TASK TO COMPLETE — Could you write out the records below exactly as they appear, leaving out any pictures?

┏━━

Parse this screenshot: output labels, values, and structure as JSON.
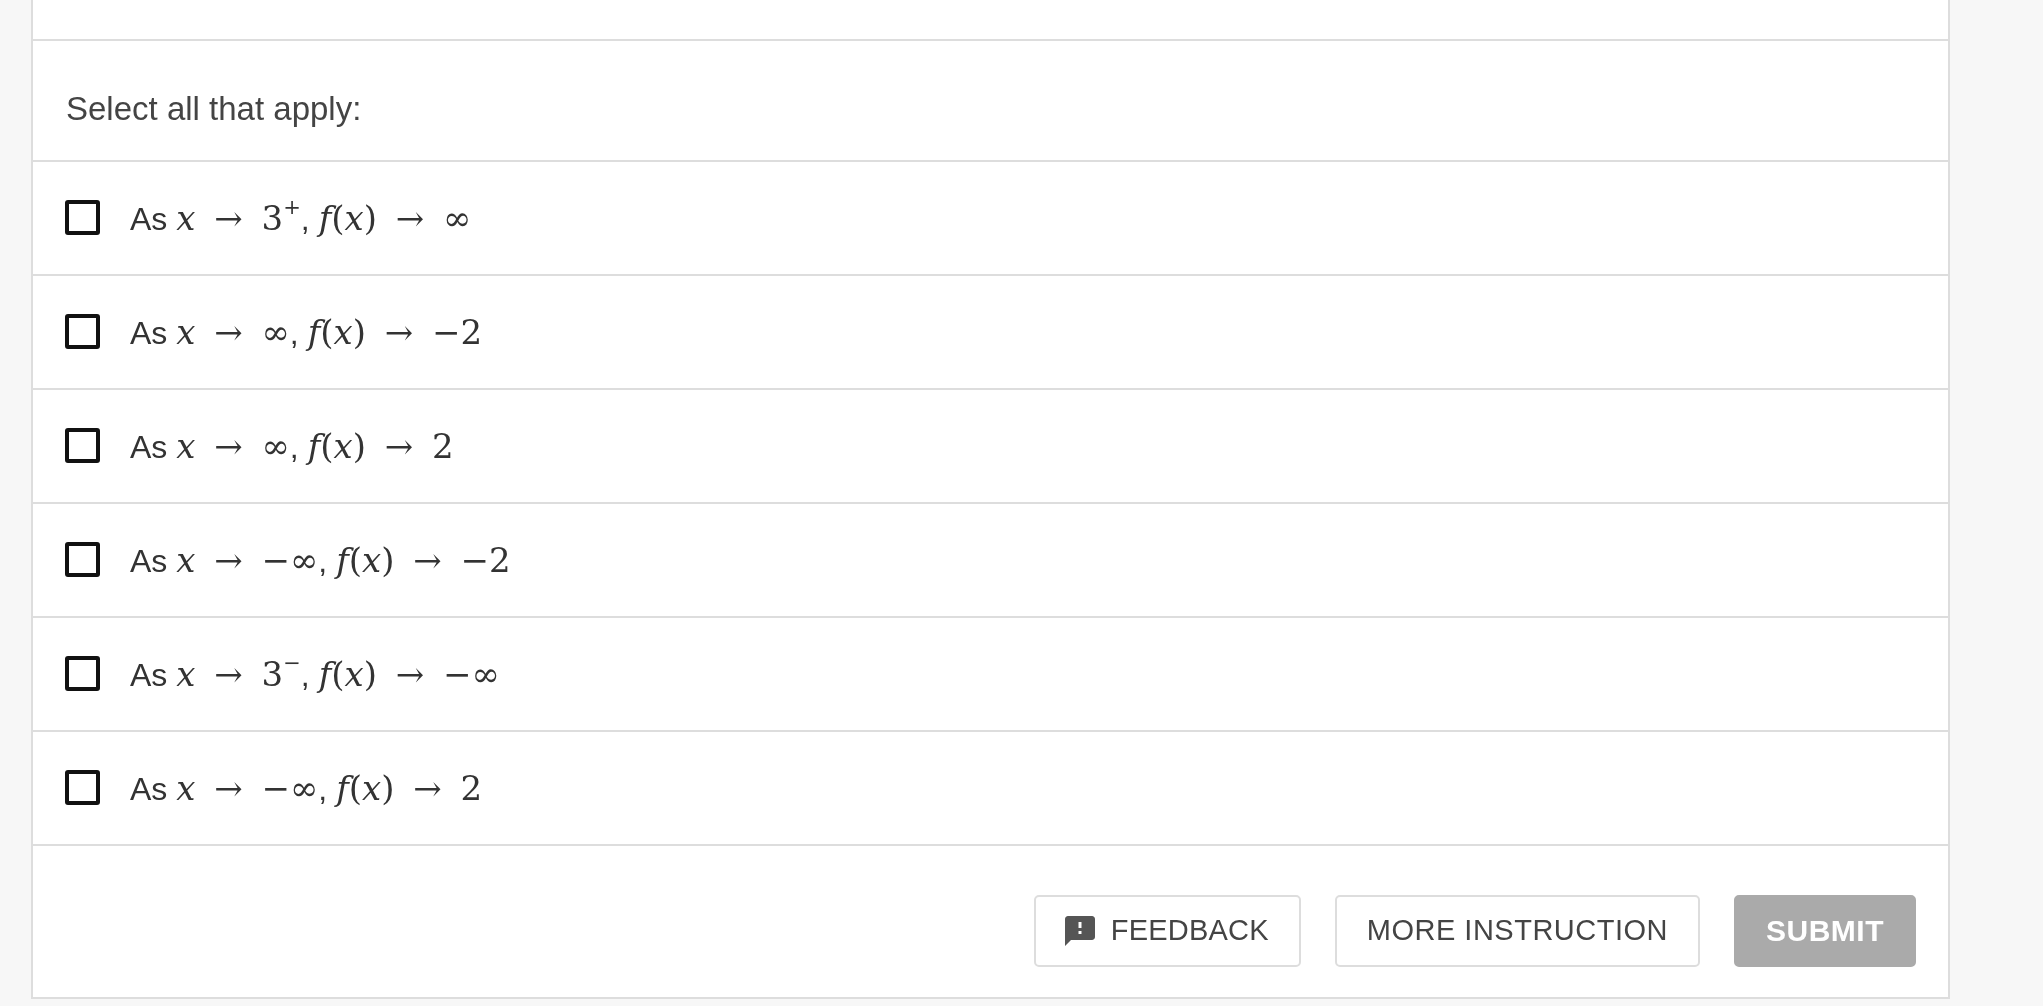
{
  "prompt": "Select all that apply:",
  "options": [
    {
      "checked": false,
      "label": [
        {
          "kind": "text",
          "text": "As "
        },
        {
          "kind": "math",
          "text": "*x* → 3$^{+}$"
        },
        {
          "kind": "text",
          "text": ", "
        },
        {
          "kind": "math",
          "text": "*f*(*x*) → ∞"
        }
      ]
    },
    {
      "checked": false,
      "label": [
        {
          "kind": "text",
          "text": "As "
        },
        {
          "kind": "math",
          "text": "*x* → ∞"
        },
        {
          "kind": "text",
          "text": ", "
        },
        {
          "kind": "math",
          "text": "*f*(*x*) → −2"
        }
      ]
    },
    {
      "checked": false,
      "label": [
        {
          "kind": "text",
          "text": "As "
        },
        {
          "kind": "math",
          "text": "*x* → ∞"
        },
        {
          "kind": "text",
          "text": ", "
        },
        {
          "kind": "math",
          "text": "*f*(*x*) → 2"
        }
      ]
    },
    {
      "checked": false,
      "label": [
        {
          "kind": "text",
          "text": "As "
        },
        {
          "kind": "math",
          "text": "*x* → −∞"
        },
        {
          "kind": "text",
          "text": ", "
        },
        {
          "kind": "math",
          "text": "*f*(*x*) → −2"
        }
      ]
    },
    {
      "checked": false,
      "label": [
        {
          "kind": "text",
          "text": "As "
        },
        {
          "kind": "math",
          "text": "*x* → 3$^{−}$"
        },
        {
          "kind": "text",
          "text": ", "
        },
        {
          "kind": "math",
          "text": "*f*(*x*) → −∞"
        }
      ]
    },
    {
      "checked": false,
      "label": [
        {
          "kind": "text",
          "text": "As "
        },
        {
          "kind": "math",
          "text": "*x* → −∞"
        },
        {
          "kind": "text",
          "text": ", "
        },
        {
          "kind": "math",
          "text": "*f*(*x*) → 2"
        }
      ]
    }
  ],
  "buttons": [
    {
      "kind": "feedback",
      "label": "FEEDBACK",
      "disabled": false
    },
    {
      "kind": "outline",
      "label": "MORE INSTRUCTION",
      "disabled": false
    },
    {
      "kind": "submit",
      "label": "SUBMIT",
      "disabled": true
    }
  ]
}
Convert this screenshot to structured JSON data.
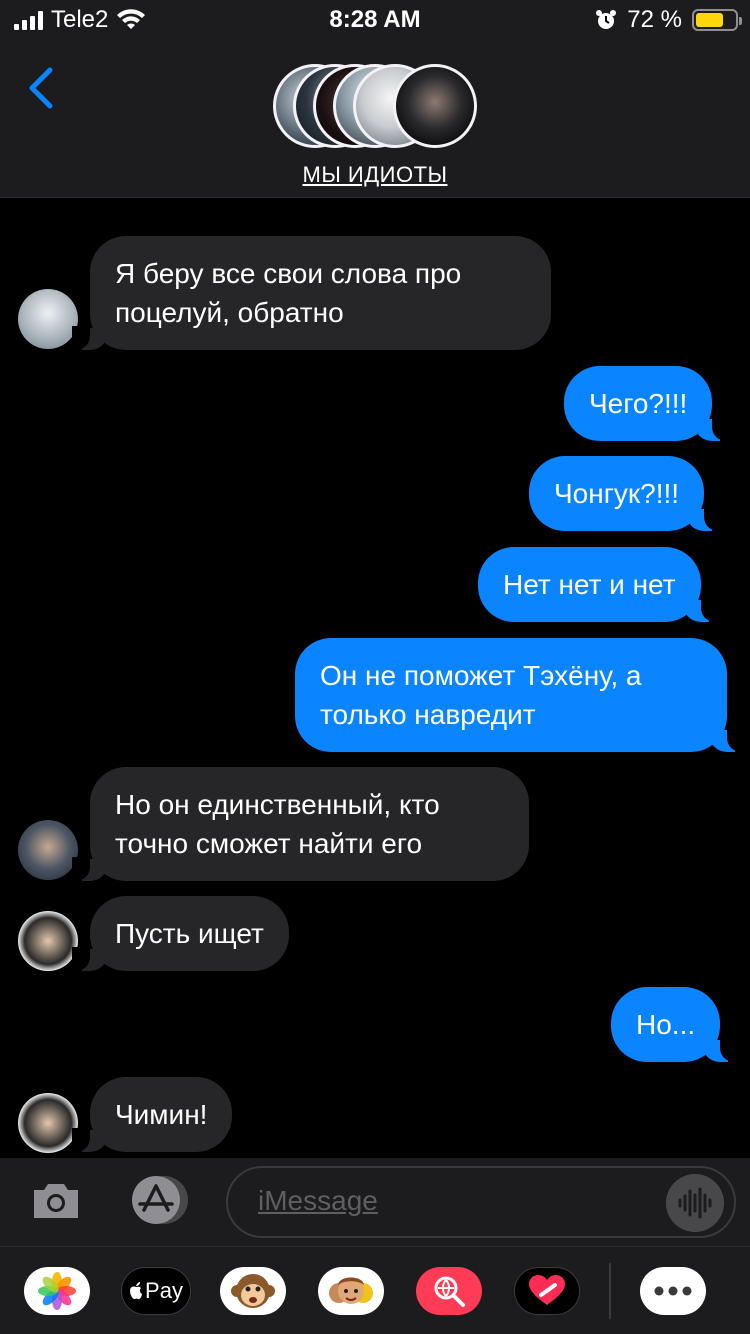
{
  "status_bar": {
    "carrier": "Tele2",
    "time": "8:28 AM",
    "battery_percent": "72 %",
    "battery_level": 0.72
  },
  "header": {
    "group_name": "МЫ ИДИОТЫ",
    "back_icon": "chevron-left-icon"
  },
  "messages": [
    {
      "from": "in",
      "text": "Я беру все свои слова про поцелуй, обратно"
    },
    {
      "from": "out",
      "text": "Чего?!!!"
    },
    {
      "from": "out",
      "text": "Чонгук?!!!"
    },
    {
      "from": "out",
      "text": "Нет нет и нет"
    },
    {
      "from": "out",
      "text": "Он не поможет Тэхёну, а только навредит"
    },
    {
      "from": "in",
      "text": "Но он единственный, кто точно сможет найти его"
    },
    {
      "from": "in",
      "text": "Пусть ищет"
    },
    {
      "from": "out",
      "text": "Но..."
    },
    {
      "from": "in",
      "text": "Чимин!"
    }
  ],
  "input": {
    "placeholder": "iMessage"
  },
  "app_drawer": {
    "apple_pay_label": "Pay",
    "items": [
      "photos-icon",
      "apple-pay-icon",
      "monkey-animoji-icon",
      "memoji-icon",
      "search-images-icon",
      "digital-touch-icon",
      "more-icon"
    ]
  },
  "colors": {
    "outgoing_bubble": "#0a84ff",
    "incoming_bubble": "#262628",
    "accent": "#0a84ff"
  }
}
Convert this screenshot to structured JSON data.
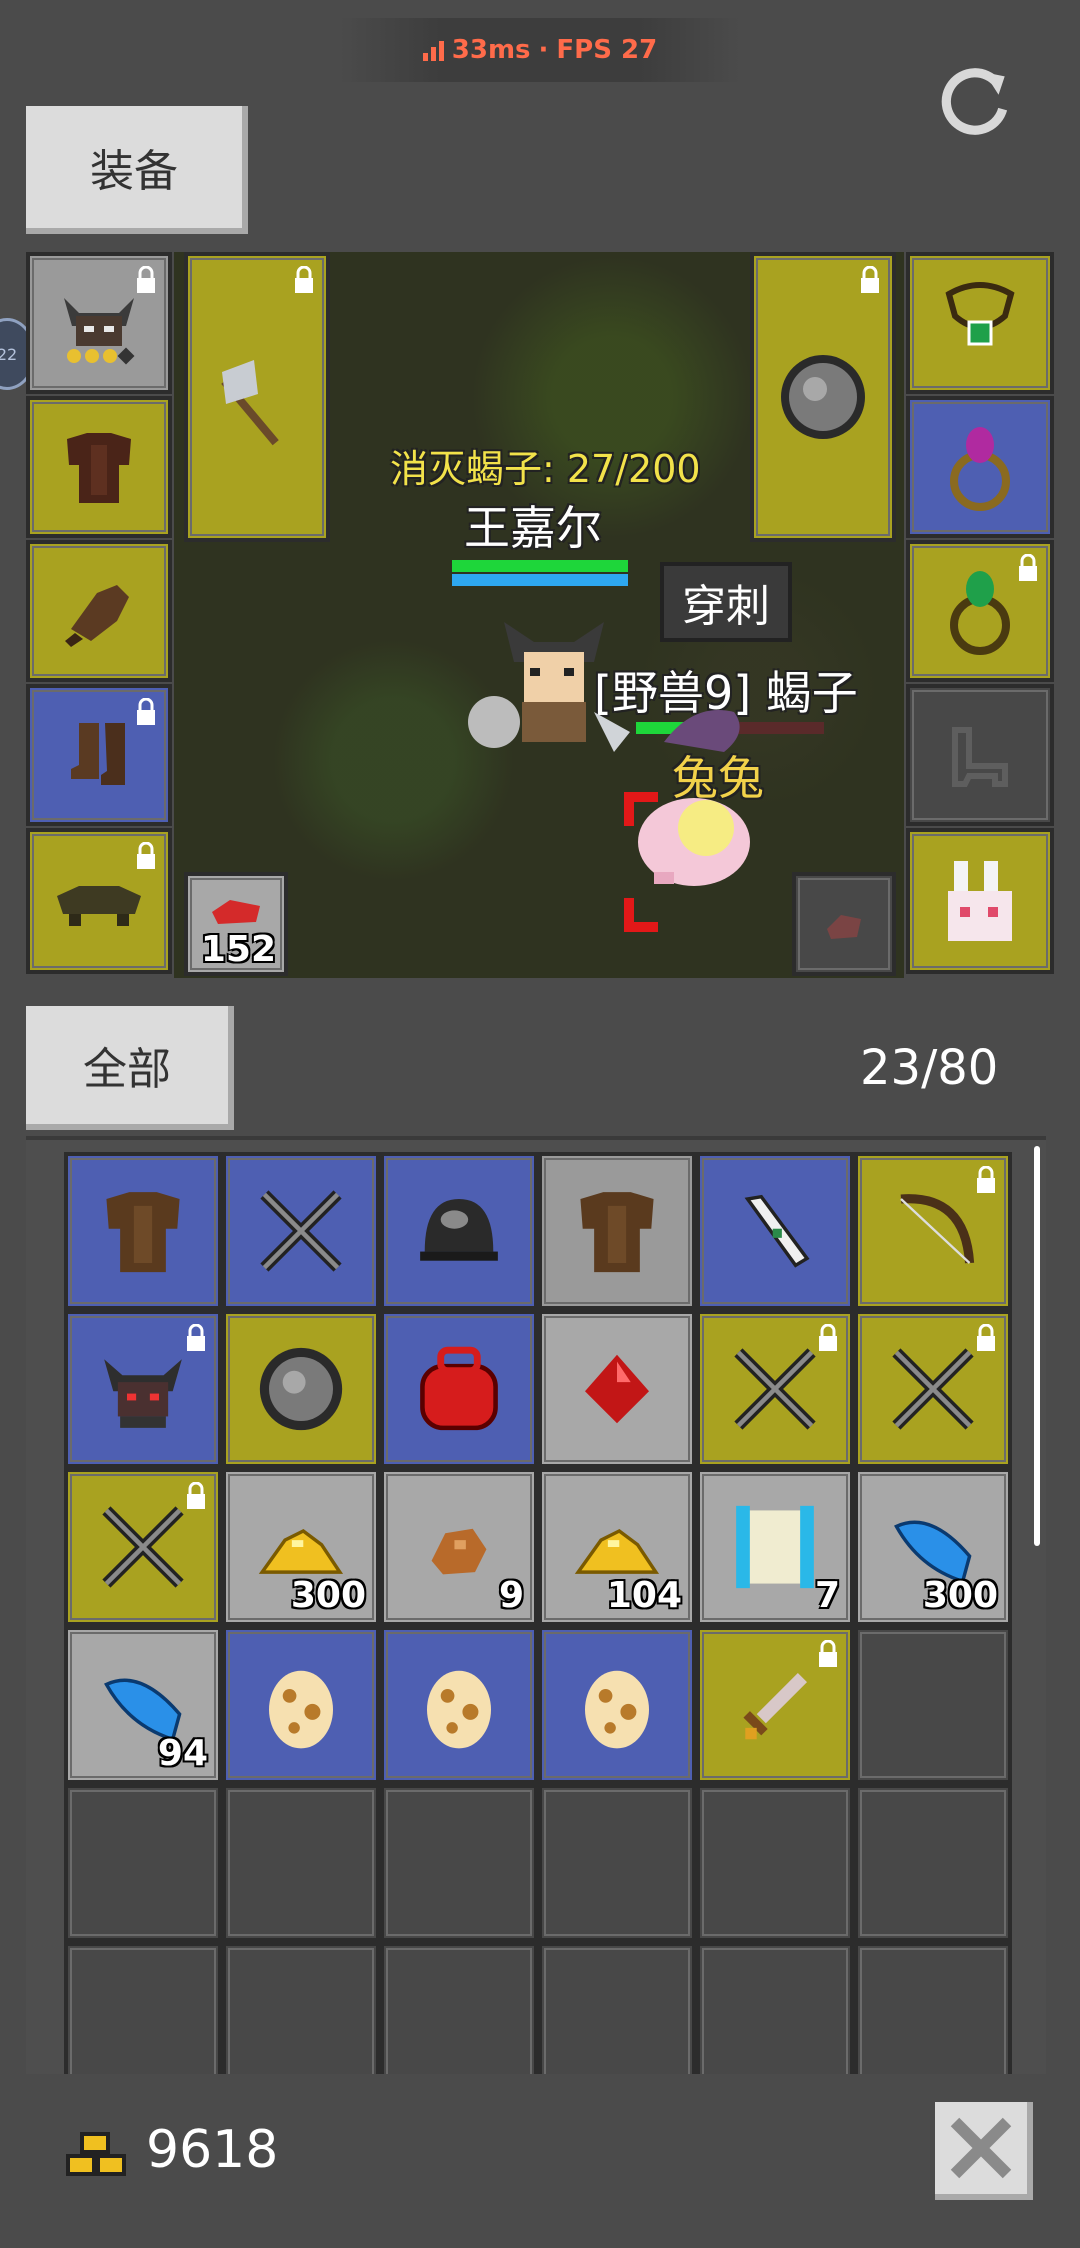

┗━━

SOLUTION TO THE EXERCISE —
Parse this screenshot: output labels, values, and structure as JSON.
{
  "prompt": "Select all that apply:",
  "options": [
    {
      "checked": false,
      "label": [
        {
          "kind": "text",
          "text": "As "
        },
        {
          "kind": "math",
          "text": "*x* → 3$^{+}$"
        },
        {
          "kind": "text",
          "text": ", "
        },
        {
          "kind": "math",
          "text": "*f*(*x*) → ∞"
        }
      ]
    },
    {
      "checked": false,
      "label": [
        {
          "kind": "text",
          "text": "As "
        },
        {
          "kind": "math",
          "text": "*x* → ∞"
        },
        {
          "kind": "text",
          "text": ", "
        },
        {
          "kind": "math",
          "text": "*f*(*x*) → −2"
        }
      ]
    },
    {
      "checked": false,
      "label": [
        {
          "kind": "text",
          "text": "As "
        },
        {
          "kind": "math",
          "text": "*x* → ∞"
        },
        {
          "kind": "text",
          "text": ", "
        },
        {
          "kind": "math",
          "text": "*f*(*x*) → 2"
        }
      ]
    },
    {
      "checked": false,
      "label": [
        {
          "kind": "text",
          "text": "As "
        },
        {
          "kind": "math",
          "text": "*x* → −∞"
        },
        {
          "kind": "text",
          "text": ", "
        },
        {
          "kind": "math",
          "text": "*f*(*x*) → −2"
        }
      ]
    },
    {
      "checked": false,
      "label": [
        {
          "kind": "text",
          "text": "As "
        },
        {
          "kind": "math",
          "text": "*x* → 3$^{−}$"
        },
        {
          "kind": "text",
          "text": ", "
        },
        {
          "kind": "math",
          "text": "*f*(*x*) → −∞"
        }
      ]
    },
    {
      "checked": false,
      "label": [
        {
          "kind": "text",
          "text": "As "
        },
        {
          "kind": "math",
          "text": "*x* → −∞"
        },
        {
          "kind": "text",
          "text": ", "
        },
        {
          "kind": "math",
          "text": "*f*(*x*) → 2"
        }
      ]
    }
  ],
  "buttons": [
    {
      "kind": "feedback",
      "label": "FEEDBACK",
      "disabled": false
    },
    {
      "kind": "outline",
      "label": "MORE INSTRUCTION",
      "disabled": false
    },
    {
      "kind": "submit",
      "label": "SUBMIT",
      "disabled": true
    }
  ]
}
Convert this screenshot to structured JSON data.
{
  "status_bar": {
    "carrier": "Tele2",
    "time": "8:28 AM",
    "battery_percent": "72 %",
    "battery_level": 0.72
  },
  "header": {
    "group_name": "МЫ ИДИОТЫ",
    "back_icon": "chevron-left-icon"
  },
  "messages": [
    {
      "from": "in",
      "text": "Я беру все свои слова про поцелуй, обратно"
    },
    {
      "from": "out",
      "text": "Чего?!!!"
    },
    {
      "from": "out",
      "text": "Чонгук?!!!"
    },
    {
      "from": "out",
      "text": "Нет нет и нет"
    },
    {
      "from": "out",
      "text": "Он не поможет Тэхёну, а только навредит"
    },
    {
      "from": "in",
      "text": "Но он единственный, кто точно сможет найти его"
    },
    {
      "from": "in",
      "text": "Пусть ищет"
    },
    {
      "from": "out",
      "text": "Но..."
    },
    {
      "from": "in",
      "text": "Чимин!"
    }
  ],
  "input": {
    "placeholder": "iMessage"
  },
  "app_drawer": {
    "apple_pay_label": "Pay",
    "items": [
      "photos-icon",
      "apple-pay-icon",
      "monkey-animoji-icon",
      "memoji-icon",
      "search-images-icon",
      "digital-touch-icon",
      "more-icon"
    ]
  },
  "colors": {
    "outgoing_bubble": "#0a84ff",
    "incoming_bubble": "#262628",
    "accent": "#0a84ff"
  }
}
Convert this screenshot to structured JSON data.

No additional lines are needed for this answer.